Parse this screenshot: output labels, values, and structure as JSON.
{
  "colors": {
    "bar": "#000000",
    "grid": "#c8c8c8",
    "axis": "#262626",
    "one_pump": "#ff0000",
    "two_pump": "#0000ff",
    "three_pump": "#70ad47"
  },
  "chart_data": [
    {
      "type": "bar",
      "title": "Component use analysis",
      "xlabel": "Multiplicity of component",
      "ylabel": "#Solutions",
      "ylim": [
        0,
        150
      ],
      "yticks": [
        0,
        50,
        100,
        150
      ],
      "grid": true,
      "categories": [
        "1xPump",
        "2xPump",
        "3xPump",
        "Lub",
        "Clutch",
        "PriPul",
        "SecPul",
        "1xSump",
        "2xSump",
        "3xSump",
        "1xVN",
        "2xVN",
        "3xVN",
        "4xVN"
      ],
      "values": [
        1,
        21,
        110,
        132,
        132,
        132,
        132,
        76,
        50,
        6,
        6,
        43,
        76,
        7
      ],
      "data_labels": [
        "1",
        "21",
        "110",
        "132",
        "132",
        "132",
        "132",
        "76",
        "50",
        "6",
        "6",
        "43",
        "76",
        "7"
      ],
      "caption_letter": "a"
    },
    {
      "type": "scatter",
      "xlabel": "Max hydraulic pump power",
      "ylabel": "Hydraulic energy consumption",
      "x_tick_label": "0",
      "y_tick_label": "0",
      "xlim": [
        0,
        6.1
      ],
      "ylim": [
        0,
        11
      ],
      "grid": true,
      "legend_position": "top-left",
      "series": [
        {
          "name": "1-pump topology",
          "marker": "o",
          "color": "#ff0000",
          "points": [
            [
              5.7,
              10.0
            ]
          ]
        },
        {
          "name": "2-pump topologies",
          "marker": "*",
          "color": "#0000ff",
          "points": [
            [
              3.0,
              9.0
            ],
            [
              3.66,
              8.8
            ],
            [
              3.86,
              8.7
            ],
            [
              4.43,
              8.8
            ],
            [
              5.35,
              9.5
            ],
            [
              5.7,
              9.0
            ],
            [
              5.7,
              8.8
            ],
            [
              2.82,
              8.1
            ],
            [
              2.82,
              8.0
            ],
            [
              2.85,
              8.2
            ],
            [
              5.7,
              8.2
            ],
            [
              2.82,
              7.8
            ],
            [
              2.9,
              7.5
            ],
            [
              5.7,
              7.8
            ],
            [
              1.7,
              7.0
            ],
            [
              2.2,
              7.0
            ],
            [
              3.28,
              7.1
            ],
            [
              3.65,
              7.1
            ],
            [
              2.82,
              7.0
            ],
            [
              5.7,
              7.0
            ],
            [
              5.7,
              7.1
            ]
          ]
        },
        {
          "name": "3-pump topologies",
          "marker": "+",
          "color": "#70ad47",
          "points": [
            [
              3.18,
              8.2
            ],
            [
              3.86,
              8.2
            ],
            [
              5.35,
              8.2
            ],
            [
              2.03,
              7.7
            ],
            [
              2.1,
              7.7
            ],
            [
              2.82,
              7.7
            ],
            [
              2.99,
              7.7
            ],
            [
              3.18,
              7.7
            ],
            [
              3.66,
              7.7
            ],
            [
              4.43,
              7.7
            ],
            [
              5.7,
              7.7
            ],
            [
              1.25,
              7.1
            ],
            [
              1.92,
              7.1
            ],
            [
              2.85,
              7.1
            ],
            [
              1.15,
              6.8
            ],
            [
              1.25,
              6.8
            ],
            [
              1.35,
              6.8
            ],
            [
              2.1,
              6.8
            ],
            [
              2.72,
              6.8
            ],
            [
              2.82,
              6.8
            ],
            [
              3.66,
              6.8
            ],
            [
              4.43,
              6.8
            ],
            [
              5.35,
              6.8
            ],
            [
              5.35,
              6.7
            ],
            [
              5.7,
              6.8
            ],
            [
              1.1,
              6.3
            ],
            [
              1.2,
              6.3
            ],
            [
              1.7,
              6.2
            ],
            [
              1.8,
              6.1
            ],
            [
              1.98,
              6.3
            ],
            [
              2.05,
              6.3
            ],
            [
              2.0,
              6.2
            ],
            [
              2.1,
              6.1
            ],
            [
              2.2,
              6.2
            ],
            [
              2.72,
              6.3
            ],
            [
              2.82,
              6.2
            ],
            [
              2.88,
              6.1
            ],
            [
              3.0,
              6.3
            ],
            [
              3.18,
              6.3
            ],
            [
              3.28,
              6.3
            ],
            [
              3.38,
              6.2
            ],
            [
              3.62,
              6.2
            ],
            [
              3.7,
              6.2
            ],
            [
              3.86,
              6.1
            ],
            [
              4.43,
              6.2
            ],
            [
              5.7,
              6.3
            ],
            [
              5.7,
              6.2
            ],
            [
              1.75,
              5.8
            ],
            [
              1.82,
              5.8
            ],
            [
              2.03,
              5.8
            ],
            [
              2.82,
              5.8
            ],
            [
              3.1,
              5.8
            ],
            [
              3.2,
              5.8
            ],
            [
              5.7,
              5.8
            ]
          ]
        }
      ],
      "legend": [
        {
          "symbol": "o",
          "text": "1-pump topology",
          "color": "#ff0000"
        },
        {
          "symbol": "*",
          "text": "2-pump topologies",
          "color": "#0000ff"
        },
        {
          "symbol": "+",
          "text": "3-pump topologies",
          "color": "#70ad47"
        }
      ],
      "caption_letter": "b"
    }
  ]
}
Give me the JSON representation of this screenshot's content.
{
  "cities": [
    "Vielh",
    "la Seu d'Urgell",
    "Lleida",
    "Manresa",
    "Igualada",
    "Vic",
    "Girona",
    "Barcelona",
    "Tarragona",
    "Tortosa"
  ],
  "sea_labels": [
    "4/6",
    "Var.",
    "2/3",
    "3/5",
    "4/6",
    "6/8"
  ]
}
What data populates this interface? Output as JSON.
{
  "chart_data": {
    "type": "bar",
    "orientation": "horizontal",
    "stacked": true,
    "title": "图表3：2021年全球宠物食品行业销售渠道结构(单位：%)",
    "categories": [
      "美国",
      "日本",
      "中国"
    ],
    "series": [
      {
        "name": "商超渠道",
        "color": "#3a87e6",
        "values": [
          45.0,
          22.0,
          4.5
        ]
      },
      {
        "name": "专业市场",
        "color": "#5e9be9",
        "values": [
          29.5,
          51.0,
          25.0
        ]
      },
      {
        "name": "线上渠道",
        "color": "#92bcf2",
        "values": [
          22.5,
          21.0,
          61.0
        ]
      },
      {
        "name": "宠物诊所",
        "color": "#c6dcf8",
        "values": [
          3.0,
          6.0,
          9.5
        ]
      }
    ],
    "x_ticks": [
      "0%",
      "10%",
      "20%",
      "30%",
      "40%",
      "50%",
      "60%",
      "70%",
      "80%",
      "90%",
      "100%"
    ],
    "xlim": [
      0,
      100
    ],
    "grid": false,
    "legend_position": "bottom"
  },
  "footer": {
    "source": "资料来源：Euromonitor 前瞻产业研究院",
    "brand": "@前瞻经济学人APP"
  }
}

AIM :: Using the listing above, reproduce each line without omission.

RESPONSE ::
Parse this screenshot: output labels, values, and structure as JSON.
{
  "colors": {
    "bar": "#000000",
    "grid": "#c8c8c8",
    "axis": "#262626",
    "one_pump": "#ff0000",
    "two_pump": "#0000ff",
    "three_pump": "#70ad47"
  },
  "chart_data": [
    {
      "type": "bar",
      "title": "Component use analysis",
      "xlabel": "Multiplicity of component",
      "ylabel": "#Solutions",
      "ylim": [
        0,
        150
      ],
      "yticks": [
        0,
        50,
        100,
        150
      ],
      "grid": true,
      "categories": [
        "1xPump",
        "2xPump",
        "3xPump",
        "Lub",
        "Clutch",
        "PriPul",
        "SecPul",
        "1xSump",
        "2xSump",
        "3xSump",
        "1xVN",
        "2xVN",
        "3xVN",
        "4xVN"
      ],
      "values": [
        1,
        21,
        110,
        132,
        132,
        132,
        132,
        76,
        50,
        6,
        6,
        43,
        76,
        7
      ],
      "data_labels": [
        "1",
        "21",
        "110",
        "132",
        "132",
        "132",
        "132",
        "76",
        "50",
        "6",
        "6",
        "43",
        "76",
        "7"
      ],
      "caption_letter": "a"
    },
    {
      "type": "scatter",
      "xlabel": "Max hydraulic pump power",
      "ylabel": "Hydraulic energy consumption",
      "x_tick_label": "0",
      "y_tick_label": "0",
      "xlim": [
        0,
        6.1
      ],
      "ylim": [
        0,
        11
      ],
      "grid": true,
      "legend_position": "top-left",
      "series": [
        {
          "name": "1-pump topology",
          "marker": "o",
          "color": "#ff0000",
          "points": [
            [
              5.7,
              10.0
            ]
          ]
        },
        {
          "name": "2-pump topologies",
          "marker": "*",
          "color": "#0000ff",
          "points": [
            [
              3.0,
              9.0
            ],
            [
              3.66,
              8.8
            ],
            [
              3.86,
              8.7
            ],
            [
              4.43,
              8.8
            ],
            [
              5.35,
              9.5
            ],
            [
              5.7,
              9.0
            ],
            [
              5.7,
              8.8
            ],
            [
              2.82,
              8.1
            ],
            [
              2.82,
              8.0
            ],
            [
              2.85,
              8.2
            ],
            [
              5.7,
              8.2
            ],
            [
              2.82,
              7.8
            ],
            [
              2.9,
              7.5
            ],
            [
              5.7,
              7.8
            ],
            [
              1.7,
              7.0
            ],
            [
              2.2,
              7.0
            ],
            [
              3.28,
              7.1
            ],
            [
              3.65,
              7.1
            ],
            [
              2.82,
              7.0
            ],
            [
              5.7,
              7.0
            ],
            [
              5.7,
              7.1
            ]
          ]
        },
        {
          "name": "3-pump topologies",
          "marker": "+",
          "color": "#70ad47",
          "points": [
            [
              3.18,
              8.2
            ],
            [
              3.86,
              8.2
            ],
            [
              5.35,
              8.2
            ],
            [
              2.03,
              7.7
            ],
            [
              2.1,
              7.7
            ],
            [
              2.82,
              7.7
            ],
            [
              2.99,
              7.7
            ],
            [
              3.18,
              7.7
            ],
            [
              3.66,
              7.7
            ],
            [
              4.43,
              7.7
            ],
            [
              5.7,
              7.7
            ],
            [
              1.25,
              7.1
            ],
            [
              1.92,
              7.1
            ],
            [
              2.85,
              7.1
            ],
            [
              1.15,
              6.8
            ],
            [
              1.25,
              6.8
            ],
            [
              1.35,
              6.8
            ],
            [
              2.1,
              6.8
            ],
            [
              2.72,
              6.8
            ],
            [
              2.82,
              6.8
            ],
            [
              3.66,
              6.8
            ],
            [
              4.43,
              6.8
            ],
            [
              5.35,
              6.8
            ],
            [
              5.35,
              6.7
            ],
            [
              5.7,
              6.8
            ],
            [
              1.1,
              6.3
            ],
            [
              1.2,
              6.3
            ],
            [
              1.7,
              6.2
            ],
            [
              1.8,
              6.1
            ],
            [
              1.98,
              6.3
            ],
            [
              2.05,
              6.3
            ],
            [
              2.0,
              6.2
            ],
            [
              2.1,
              6.1
            ],
            [
              2.2,
              6.2
            ],
            [
              2.72,
              6.3
            ],
            [
              2.82,
              6.2
            ],
            [
              2.88,
              6.1
            ],
            [
              3.0,
              6.3
            ],
            [
              3.18,
              6.3
            ],
            [
              3.28,
              6.3
            ],
            [
              3.38,
              6.2
            ],
            [
              3.62,
              6.2
            ],
            [
              3.7,
              6.2
            ],
            [
              3.86,
              6.1
            ],
            [
              4.43,
              6.2
            ],
            [
              5.7,
              6.3
            ],
            [
              5.7,
              6.2
            ],
            [
              1.75,
              5.8
            ],
            [
              1.82,
              5.8
            ],
            [
              2.03,
              5.8
            ],
            [
              2.82,
              5.8
            ],
            [
              3.1,
              5.8
            ],
            [
              3.2,
              5.8
            ],
            [
              5.7,
              5.8
            ]
          ]
        }
      ],
      "legend": [
        {
          "symbol": "o",
          "text": "1-pump topology",
          "color": "#ff0000"
        },
        {
          "symbol": "*",
          "text": "2-pump topologies",
          "color": "#0000ff"
        },
        {
          "symbol": "+",
          "text": "3-pump topologies",
          "color": "#70ad47"
        }
      ],
      "caption_letter": "b"
    }
  ]
}
Give me the JSON representation of this screenshot's content.
{
  "cities": [
    "Vielh",
    "la Seu d'Urgell",
    "Lleida",
    "Manresa",
    "Igualada",
    "Vic",
    "Girona",
    "Barcelona",
    "Tarragona",
    "Tortosa"
  ],
  "sea_labels": [
    "4/6",
    "Var.",
    "2/3",
    "3/5",
    "4/6",
    "6/8"
  ]
}
What data populates this interface? Output as JSON.
{
  "chart_data": {
    "type": "bar",
    "orientation": "horizontal",
    "stacked": true,
    "title": "图表3：2021年全球宠物食品行业销售渠道结构(单位：%)",
    "categories": [
      "美国",
      "日本",
      "中国"
    ],
    "series": [
      {
        "name": "商超渠道",
        "color": "#3a87e6",
        "values": [
          45.0,
          22.0,
          4.5
        ]
      },
      {
        "name": "专业市场",
        "color": "#5e9be9",
        "values": [
          29.5,
          51.0,
          25.0
        ]
      },
      {
        "name": "线上渠道",
        "color": "#92bcf2",
        "values": [
          22.5,
          21.0,
          61.0
        ]
      },
      {
        "name": "宠物诊所",
        "color": "#c6dcf8",
        "values": [
          3.0,
          6.0,
          9.5
        ]
      }
    ],
    "x_ticks": [
      "0%",
      "10%",
      "20%",
      "30%",
      "40%",
      "50%",
      "60%",
      "70%",
      "80%",
      "90%",
      "100%"
    ],
    "xlim": [
      0,
      100
    ],
    "grid": false,
    "legend_position": "bottom"
  },
  "footer": {
    "source": "资料来源：Euromonitor 前瞻产业研究院",
    "brand": "@前瞻经济学人APP"
  }
}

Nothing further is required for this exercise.